• _RECORDS TO USE_
* start *
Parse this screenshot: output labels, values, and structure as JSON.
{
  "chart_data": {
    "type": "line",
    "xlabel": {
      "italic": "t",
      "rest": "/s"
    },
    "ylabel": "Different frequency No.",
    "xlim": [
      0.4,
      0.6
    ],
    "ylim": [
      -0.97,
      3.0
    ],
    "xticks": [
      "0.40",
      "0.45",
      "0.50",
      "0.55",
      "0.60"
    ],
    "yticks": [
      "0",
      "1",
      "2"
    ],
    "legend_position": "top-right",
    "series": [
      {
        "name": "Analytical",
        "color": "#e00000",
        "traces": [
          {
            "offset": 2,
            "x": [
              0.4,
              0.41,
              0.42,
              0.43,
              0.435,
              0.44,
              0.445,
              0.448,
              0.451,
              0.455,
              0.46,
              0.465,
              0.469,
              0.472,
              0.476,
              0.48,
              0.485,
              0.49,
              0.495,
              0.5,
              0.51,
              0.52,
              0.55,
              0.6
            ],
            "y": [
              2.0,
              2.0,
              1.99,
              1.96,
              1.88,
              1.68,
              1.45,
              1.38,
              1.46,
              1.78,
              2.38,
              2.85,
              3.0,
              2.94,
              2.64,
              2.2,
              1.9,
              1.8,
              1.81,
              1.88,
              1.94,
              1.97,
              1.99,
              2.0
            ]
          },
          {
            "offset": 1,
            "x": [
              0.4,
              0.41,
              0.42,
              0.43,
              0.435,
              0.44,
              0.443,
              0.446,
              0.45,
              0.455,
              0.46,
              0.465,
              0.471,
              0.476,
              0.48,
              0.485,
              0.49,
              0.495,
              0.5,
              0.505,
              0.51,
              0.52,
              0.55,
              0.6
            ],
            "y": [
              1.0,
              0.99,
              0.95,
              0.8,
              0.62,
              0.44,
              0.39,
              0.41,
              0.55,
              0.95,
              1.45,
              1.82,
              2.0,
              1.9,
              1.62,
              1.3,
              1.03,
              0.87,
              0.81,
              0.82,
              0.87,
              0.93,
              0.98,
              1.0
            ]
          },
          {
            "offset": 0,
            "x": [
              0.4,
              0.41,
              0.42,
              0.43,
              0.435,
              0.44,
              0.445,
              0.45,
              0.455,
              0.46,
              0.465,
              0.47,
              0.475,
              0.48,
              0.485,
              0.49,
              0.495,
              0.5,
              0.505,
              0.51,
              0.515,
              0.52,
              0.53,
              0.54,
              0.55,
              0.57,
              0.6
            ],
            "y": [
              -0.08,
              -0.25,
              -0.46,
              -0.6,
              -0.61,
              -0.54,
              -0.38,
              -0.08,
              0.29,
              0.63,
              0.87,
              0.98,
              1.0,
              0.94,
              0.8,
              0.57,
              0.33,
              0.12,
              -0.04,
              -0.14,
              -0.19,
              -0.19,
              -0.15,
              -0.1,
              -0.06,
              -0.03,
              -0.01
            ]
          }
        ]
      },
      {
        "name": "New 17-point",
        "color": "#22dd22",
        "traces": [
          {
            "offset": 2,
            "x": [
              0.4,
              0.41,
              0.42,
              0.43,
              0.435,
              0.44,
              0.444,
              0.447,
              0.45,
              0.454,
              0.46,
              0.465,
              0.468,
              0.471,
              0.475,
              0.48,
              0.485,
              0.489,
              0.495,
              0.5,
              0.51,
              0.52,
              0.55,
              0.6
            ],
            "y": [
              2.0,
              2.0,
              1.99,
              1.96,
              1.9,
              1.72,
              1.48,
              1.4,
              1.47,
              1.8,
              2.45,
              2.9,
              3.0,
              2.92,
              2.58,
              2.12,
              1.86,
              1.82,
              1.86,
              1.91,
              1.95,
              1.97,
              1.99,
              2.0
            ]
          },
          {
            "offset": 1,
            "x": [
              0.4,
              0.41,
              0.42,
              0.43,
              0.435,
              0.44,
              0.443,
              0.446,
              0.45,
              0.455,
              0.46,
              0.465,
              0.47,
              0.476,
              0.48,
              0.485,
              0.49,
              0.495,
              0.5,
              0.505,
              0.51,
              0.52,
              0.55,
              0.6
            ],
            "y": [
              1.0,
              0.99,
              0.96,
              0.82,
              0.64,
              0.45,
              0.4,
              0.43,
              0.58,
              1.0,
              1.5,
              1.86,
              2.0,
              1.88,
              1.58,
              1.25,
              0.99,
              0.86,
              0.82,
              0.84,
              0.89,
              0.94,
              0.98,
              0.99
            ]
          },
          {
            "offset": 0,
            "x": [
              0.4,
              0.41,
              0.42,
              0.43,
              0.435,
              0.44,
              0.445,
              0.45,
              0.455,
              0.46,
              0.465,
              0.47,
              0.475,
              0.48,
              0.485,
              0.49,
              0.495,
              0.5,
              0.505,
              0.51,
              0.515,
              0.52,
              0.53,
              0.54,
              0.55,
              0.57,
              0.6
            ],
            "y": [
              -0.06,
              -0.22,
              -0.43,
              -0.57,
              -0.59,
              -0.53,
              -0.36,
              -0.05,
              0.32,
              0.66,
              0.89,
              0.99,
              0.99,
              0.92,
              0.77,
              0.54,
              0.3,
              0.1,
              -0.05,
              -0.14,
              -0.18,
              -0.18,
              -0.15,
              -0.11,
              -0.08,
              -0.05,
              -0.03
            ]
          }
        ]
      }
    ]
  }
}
* end *
• _EXERCISE BRIEF_
Print all of the entries again, exactly as written.

• _TASK SOLUTION_
Parse this screenshot: output labels, values, and structure as JSON.
{
  "chart_data": {
    "type": "line",
    "xlabel": {
      "italic": "t",
      "rest": "/s"
    },
    "ylabel": "Different frequency No.",
    "xlim": [
      0.4,
      0.6
    ],
    "ylim": [
      -0.97,
      3.0
    ],
    "xticks": [
      "0.40",
      "0.45",
      "0.50",
      "0.55",
      "0.60"
    ],
    "yticks": [
      "0",
      "1",
      "2"
    ],
    "legend_position": "top-right",
    "series": [
      {
        "name": "Analytical",
        "color": "#e00000",
        "traces": [
          {
            "offset": 2,
            "x": [
              0.4,
              0.41,
              0.42,
              0.43,
              0.435,
              0.44,
              0.445,
              0.448,
              0.451,
              0.455,
              0.46,
              0.465,
              0.469,
              0.472,
              0.476,
              0.48,
              0.485,
              0.49,
              0.495,
              0.5,
              0.51,
              0.52,
              0.55,
              0.6
            ],
            "y": [
              2.0,
              2.0,
              1.99,
              1.96,
              1.88,
              1.68,
              1.45,
              1.38,
              1.46,
              1.78,
              2.38,
              2.85,
              3.0,
              2.94,
              2.64,
              2.2,
              1.9,
              1.8,
              1.81,
              1.88,
              1.94,
              1.97,
              1.99,
              2.0
            ]
          },
          {
            "offset": 1,
            "x": [
              0.4,
              0.41,
              0.42,
              0.43,
              0.435,
              0.44,
              0.443,
              0.446,
              0.45,
              0.455,
              0.46,
              0.465,
              0.471,
              0.476,
              0.48,
              0.485,
              0.49,
              0.495,
              0.5,
              0.505,
              0.51,
              0.52,
              0.55,
              0.6
            ],
            "y": [
              1.0,
              0.99,
              0.95,
              0.8,
              0.62,
              0.44,
              0.39,
              0.41,
              0.55,
              0.95,
              1.45,
              1.82,
              2.0,
              1.9,
              1.62,
              1.3,
              1.03,
              0.87,
              0.81,
              0.82,
              0.87,
              0.93,
              0.98,
              1.0
            ]
          },
          {
            "offset": 0,
            "x": [
              0.4,
              0.41,
              0.42,
              0.43,
              0.435,
              0.44,
              0.445,
              0.45,
              0.455,
              0.46,
              0.465,
              0.47,
              0.475,
              0.48,
              0.485,
              0.49,
              0.495,
              0.5,
              0.505,
              0.51,
              0.515,
              0.52,
              0.53,
              0.54,
              0.55,
              0.57,
              0.6
            ],
            "y": [
              -0.08,
              -0.25,
              -0.46,
              -0.6,
              -0.61,
              -0.54,
              -0.38,
              -0.08,
              0.29,
              0.63,
              0.87,
              0.98,
              1.0,
              0.94,
              0.8,
              0.57,
              0.33,
              0.12,
              -0.04,
              -0.14,
              -0.19,
              -0.19,
              -0.15,
              -0.1,
              -0.06,
              -0.03,
              -0.01
            ]
          }
        ]
      },
      {
        "name": "New 17-point",
        "color": "#22dd22",
        "traces": [
          {
            "offset": 2,
            "x": [
              0.4,
              0.41,
              0.42,
              0.43,
              0.435,
              0.44,
              0.444,
              0.447,
              0.45,
              0.454,
              0.46,
              0.465,
              0.468,
              0.471,
              0.475,
              0.48,
              0.485,
              0.489,
              0.495,
              0.5,
              0.51,
              0.52,
              0.55,
              0.6
            ],
            "y": [
              2.0,
              2.0,
              1.99,
              1.96,
              1.9,
              1.72,
              1.48,
              1.4,
              1.47,
              1.8,
              2.45,
              2.9,
              3.0,
              2.92,
              2.58,
              2.12,
              1.86,
              1.82,
              1.86,
              1.91,
              1.95,
              1.97,
              1.99,
              2.0
            ]
          },
          {
            "offset": 1,
            "x": [
              0.4,
              0.41,
              0.42,
              0.43,
              0.435,
              0.44,
              0.443,
              0.446,
              0.45,
              0.455,
              0.46,
              0.465,
              0.47,
              0.476,
              0.48,
              0.485,
              0.49,
              0.495,
              0.5,
              0.505,
              0.51,
              0.52,
              0.55,
              0.6
            ],
            "y": [
              1.0,
              0.99,
              0.96,
              0.82,
              0.64,
              0.45,
              0.4,
              0.43,
              0.58,
              1.0,
              1.5,
              1.86,
              2.0,
              1.88,
              1.58,
              1.25,
              0.99,
              0.86,
              0.82,
              0.84,
              0.89,
              0.94,
              0.98,
              0.99
            ]
          },
          {
            "offset": 0,
            "x": [
              0.4,
              0.41,
              0.42,
              0.43,
              0.435,
              0.44,
              0.445,
              0.45,
              0.455,
              0.46,
              0.465,
              0.47,
              0.475,
              0.48,
              0.485,
              0.49,
              0.495,
              0.5,
              0.505,
              0.51,
              0.515,
              0.52,
              0.53,
              0.54,
              0.55,
              0.57,
              0.6
            ],
            "y": [
              -0.06,
              -0.22,
              -0.43,
              -0.57,
              -0.59,
              -0.53,
              -0.36,
              -0.05,
              0.32,
              0.66,
              0.89,
              0.99,
              0.99,
              0.92,
              0.77,
              0.54,
              0.3,
              0.1,
              -0.05,
              -0.14,
              -0.18,
              -0.18,
              -0.15,
              -0.11,
              -0.08,
              -0.05,
              -0.03
            ]
          }
        ]
      }
    ]
  }
}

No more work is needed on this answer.